┌──

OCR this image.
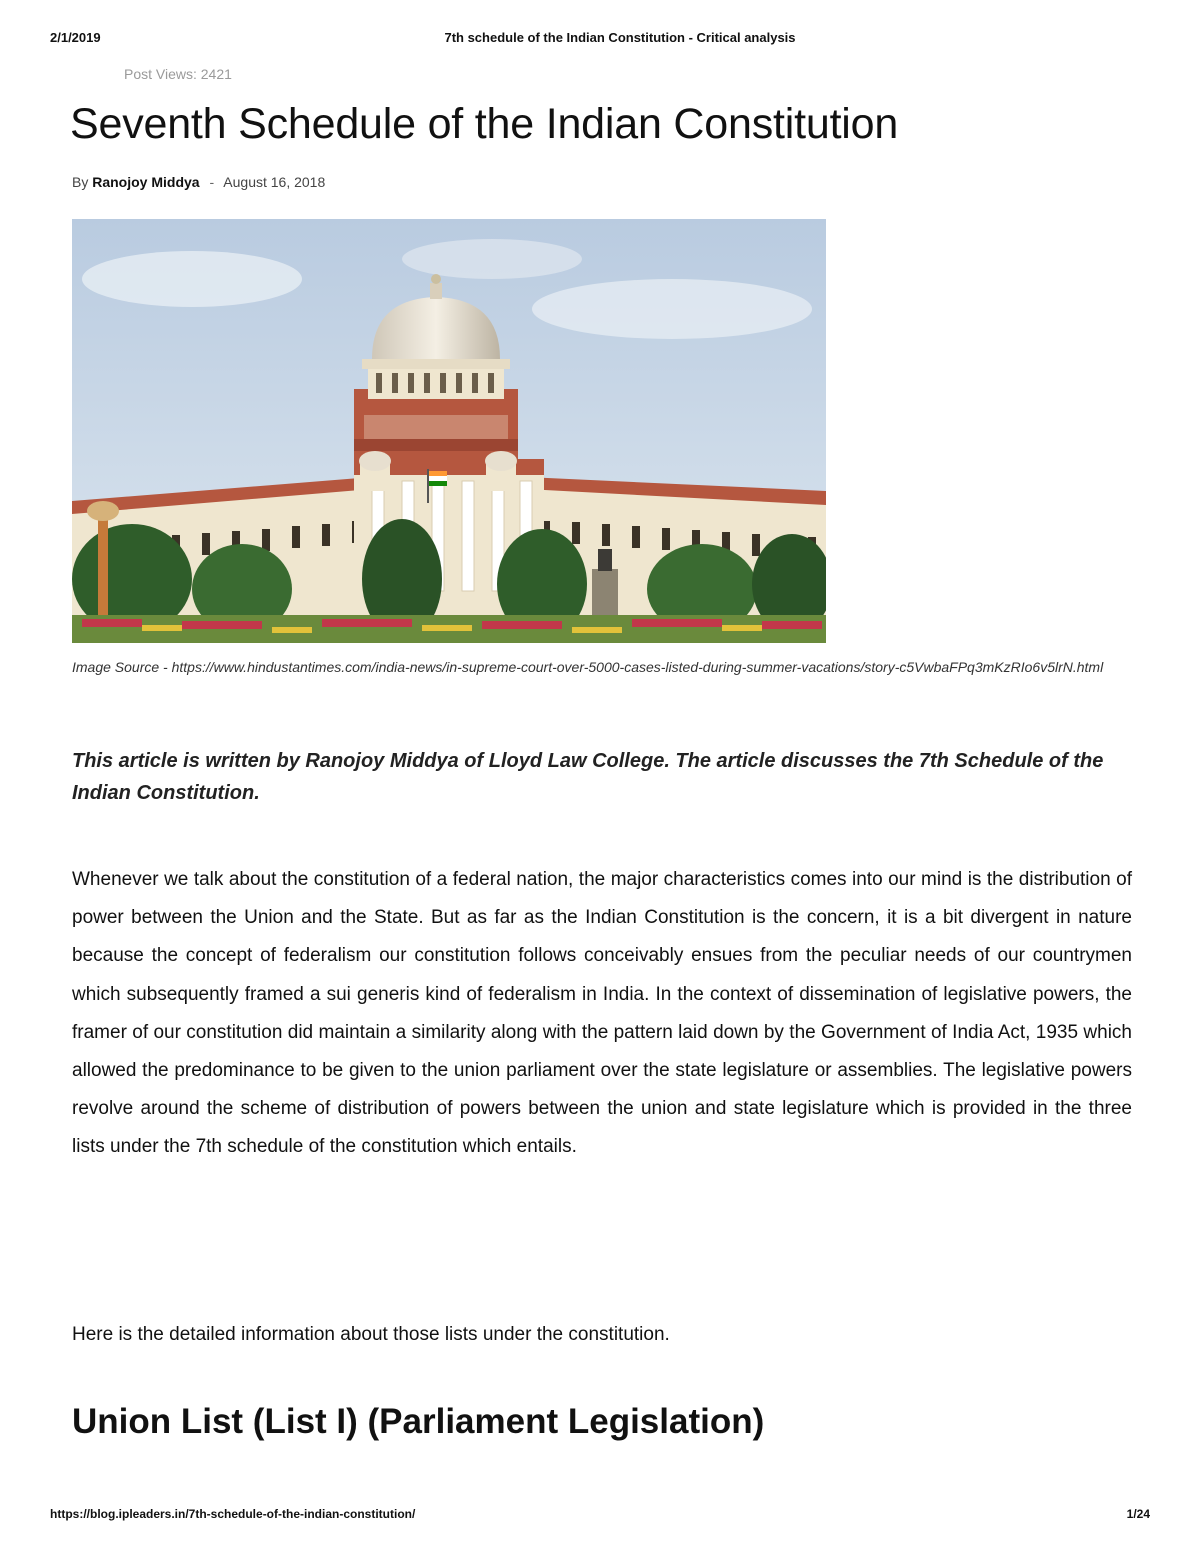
2/1/2019	7th schedule of the Indian Constitution - Critical analysis
Post Views: 2421
Seventh Schedule of the Indian Constitution
By Ranojoy Middya - August 16, 2018
Image Source - https://www.hindustantimes.com/india-news/in-supreme-court-over-5000-cases-listed-during-summer-vacations/story-c5VwbaFPq3mKzRIo6v5lrN.html

This article is written by Ranojoy Middya of Lloyd Law College. The article discusses the 7th Schedule of the Indian Constitution.

Whenever we talk about the constitution of a federal nation, the major characteristics comes into our mind is the distribution of power between the Union and the State. But as far as the Indian Constitution is the concern, it is a bit divergent in nature because the concept of federalism our constitution follows conceivably ensues from the peculiar needs of our countrymen which subsequently framed a sui generis kind of federalism in India. In the context of dissemination of legislative powers, the framer of our constitution did maintain a similarity along with the pattern laid down by the Government of India Act, 1935 which allowed the predominance to be given to the union parliament over the state legislature or assemblies. The legislative powers revolve around the scheme of distribution of powers between the union and state legislature which is provided in the three lists under the 7th schedule of the constitution which entails.

Here is the detailed information about those lists under the constitution.

Union List (List I) (Parliament Legislation)
https://blog.ipleaders.in/7th-schedule-of-the-indian-constitution/	1/24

└──

▸ Stated exercise: In the listing above, find the lines holding the word "lists" and copy them.

▸ Written answer:
Whenever we talk about the constitution of a federal nation, the major characteristics comes into our mind is the distribution of power between the Union and the State. But as far as the Indian Constitution is the concern, it is a bit divergent in nature because the concept of federalism our constitution follows conceivably ensues from the peculiar needs of our countrymen which subsequently framed a sui generis kind of federalism in India. In the context of dissemination of legislative powers, the framer of our constitution did maintain a similarity along with the pattern laid down by the Government of India Act, 1935 which allowed the predominance to be given to the union parliament over the state legislature or assemblies. The legislative powers revolve around the scheme of distribution of powers between the union and state legislature which is provided in the three lists under the 7th schedule of the constitution which entails.
Here is the detailed information about those lists under the constitution.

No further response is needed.